▶ _Extracted records_:
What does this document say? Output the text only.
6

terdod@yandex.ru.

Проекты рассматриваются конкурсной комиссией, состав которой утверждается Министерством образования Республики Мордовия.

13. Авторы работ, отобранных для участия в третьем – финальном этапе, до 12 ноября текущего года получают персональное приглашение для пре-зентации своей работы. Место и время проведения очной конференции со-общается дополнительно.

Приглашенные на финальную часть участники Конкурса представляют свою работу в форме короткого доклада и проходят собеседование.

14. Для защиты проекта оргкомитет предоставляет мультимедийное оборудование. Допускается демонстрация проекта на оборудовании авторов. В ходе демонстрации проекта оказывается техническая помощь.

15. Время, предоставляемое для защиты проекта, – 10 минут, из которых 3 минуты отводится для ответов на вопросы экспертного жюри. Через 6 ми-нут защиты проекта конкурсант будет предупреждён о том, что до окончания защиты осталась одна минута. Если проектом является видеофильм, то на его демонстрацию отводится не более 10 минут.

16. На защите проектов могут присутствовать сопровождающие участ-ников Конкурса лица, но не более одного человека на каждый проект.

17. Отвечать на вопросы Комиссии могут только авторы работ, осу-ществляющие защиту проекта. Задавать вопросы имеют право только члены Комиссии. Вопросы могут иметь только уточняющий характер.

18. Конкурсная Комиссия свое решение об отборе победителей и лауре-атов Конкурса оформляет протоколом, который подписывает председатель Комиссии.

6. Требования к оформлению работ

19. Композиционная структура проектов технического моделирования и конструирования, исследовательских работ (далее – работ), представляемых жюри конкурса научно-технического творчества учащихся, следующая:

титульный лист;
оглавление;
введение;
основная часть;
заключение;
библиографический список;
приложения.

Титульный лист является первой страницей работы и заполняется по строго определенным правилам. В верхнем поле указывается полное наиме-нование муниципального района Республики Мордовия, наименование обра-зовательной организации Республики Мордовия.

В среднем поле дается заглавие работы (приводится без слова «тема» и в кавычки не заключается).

▶ _What to produce_: Write out the listing once more, matching it exactly.

▶ _Solution to the problem_:
What does this document say? Output the text only.
6

terdod@yandex.ru.

Проекты рассматриваются конкурсной комиссией, состав которой утверждается Министерством образования Республики Мордовия.

13. Авторы работ, отобранных для участия в третьем – финальном этапе, до 12 ноября текущего года получают персональное приглашение для пре-зентации своей работы. Место и время проведения очной конференции со-общается дополнительно.

Приглашенные на финальную часть участники Конкурса представляют свою работу в форме короткого доклада и проходят собеседование.

14. Для защиты проекта оргкомитет предоставляет мультимедийное оборудование. Допускается демонстрация проекта на оборудовании авторов. В ходе демонстрации проекта оказывается техническая помощь.

15. Время, предоставляемое для защиты проекта, – 10 минут, из которых 3 минуты отводится для ответов на вопросы экспертного жюри. Через 6 ми-нут защиты проекта конкурсант будет предупреждён о том, что до окончания защиты осталась одна минута. Если проектом является видеофильм, то на его демонстрацию отводится не более 10 минут.

16. На защите проектов могут присутствовать сопровождающие участ-ников Конкурса лица, но не более одного человека на каждый проект.

17. Отвечать на вопросы Комиссии могут только авторы работ, осу-ществляющие защиту проекта. Задавать вопросы имеют право только члены Комиссии. Вопросы могут иметь только уточняющий характер.

18. Конкурсная Комиссия свое решение об отборе победителей и лауре-атов Конкурса оформляет протоколом, который подписывает председатель Комиссии.

6. Требования к оформлению работ

19. Композиционная структура проектов технического моделирования и конструирования, исследовательских работ (далее – работ), представляемых жюри конкурса научно-технического творчества учащихся, следующая:

титульный лист;
оглавление;
введение;
основная часть;
заключение;
библиографический список;
приложения.

Титульный лист является первой страницей работы и заполняется по строго определенным правилам. В верхнем поле указывается полное наиме-нование муниципального района Республики Мордовия, наименование обра-зовательной организации Республики Мордовия.

В среднем поле дается заглавие работы (приводится без слова «тема» и в кавычки не заключается).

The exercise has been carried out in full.